• WHAT NEEDS TO BE DONE
Copy the data below word for word, starting at the line that contains "Patent image size: (994, 907)." and ending with the last line of the data.

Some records
........

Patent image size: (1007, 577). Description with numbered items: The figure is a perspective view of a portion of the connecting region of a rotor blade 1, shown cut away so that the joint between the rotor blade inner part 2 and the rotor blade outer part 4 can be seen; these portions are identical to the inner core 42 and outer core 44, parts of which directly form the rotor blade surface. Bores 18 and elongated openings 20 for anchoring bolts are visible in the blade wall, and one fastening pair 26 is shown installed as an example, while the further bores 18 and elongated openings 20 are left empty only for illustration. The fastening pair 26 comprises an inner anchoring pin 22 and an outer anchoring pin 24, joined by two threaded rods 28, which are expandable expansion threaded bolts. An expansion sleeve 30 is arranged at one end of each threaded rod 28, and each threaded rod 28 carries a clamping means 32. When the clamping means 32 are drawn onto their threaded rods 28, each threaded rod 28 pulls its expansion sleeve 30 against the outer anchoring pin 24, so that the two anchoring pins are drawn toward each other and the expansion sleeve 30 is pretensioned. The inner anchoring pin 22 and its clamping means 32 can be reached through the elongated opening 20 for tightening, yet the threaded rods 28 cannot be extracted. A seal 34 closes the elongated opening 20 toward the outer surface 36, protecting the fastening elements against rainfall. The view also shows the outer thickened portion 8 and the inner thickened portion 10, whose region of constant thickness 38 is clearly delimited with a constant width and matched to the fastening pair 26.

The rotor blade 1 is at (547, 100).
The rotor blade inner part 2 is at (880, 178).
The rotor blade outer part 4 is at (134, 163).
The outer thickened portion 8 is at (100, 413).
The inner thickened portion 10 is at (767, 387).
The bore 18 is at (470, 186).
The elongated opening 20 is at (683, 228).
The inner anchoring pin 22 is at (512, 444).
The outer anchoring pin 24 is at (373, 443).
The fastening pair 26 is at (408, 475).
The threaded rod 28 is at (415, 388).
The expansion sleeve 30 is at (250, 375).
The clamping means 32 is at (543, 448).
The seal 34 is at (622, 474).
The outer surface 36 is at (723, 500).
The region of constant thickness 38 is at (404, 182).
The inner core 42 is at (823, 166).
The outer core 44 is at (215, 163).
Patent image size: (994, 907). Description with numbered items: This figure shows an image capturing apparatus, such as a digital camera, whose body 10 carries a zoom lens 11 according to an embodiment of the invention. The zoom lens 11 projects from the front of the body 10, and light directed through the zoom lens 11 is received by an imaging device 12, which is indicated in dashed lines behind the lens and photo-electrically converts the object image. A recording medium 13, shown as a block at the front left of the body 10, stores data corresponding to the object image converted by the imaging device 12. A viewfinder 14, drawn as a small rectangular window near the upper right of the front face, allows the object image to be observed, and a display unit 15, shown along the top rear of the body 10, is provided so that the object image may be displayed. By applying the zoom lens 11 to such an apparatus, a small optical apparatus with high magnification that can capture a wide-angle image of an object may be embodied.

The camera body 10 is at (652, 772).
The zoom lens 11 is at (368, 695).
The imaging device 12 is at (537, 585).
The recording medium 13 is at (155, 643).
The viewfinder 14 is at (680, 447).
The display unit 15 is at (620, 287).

........

• RESPONSE TO THE EXERCISE
Patent image size: (994, 907). Description with numbered items: This figure shows an image capturing apparatus, such as a digital camera, whose body 10 carries a zoom lens 11 according to an embodiment of the invention. The zoom lens 11 projects from the front of the body 10, and light directed through the zoom lens 11 is received by an imaging device 12, which is indicated in dashed lines behind the lens and photo-electrically converts the object image. A recording medium 13, shown as a block at the front left of the body 10, stores data corresponding to the object image converted by the imaging device 12. A viewfinder 14, drawn as a small rectangular window near the upper right of the front face, allows the object image to be observed, and a display unit 15, shown along the top rear of the body 10, is provided so that the object image may be displayed. By applying the zoom lens 11 to such an apparatus, a small optical apparatus with high magnification that can capture a wide-angle image of an object may be embodied.

The camera body 10 is at (652, 772).
The zoom lens 11 is at (368, 695).
The imaging device 12 is at (537, 585).
The recording medium 13 is at (155, 643).
The viewfinder 14 is at (680, 447).
The display unit 15 is at (620, 287).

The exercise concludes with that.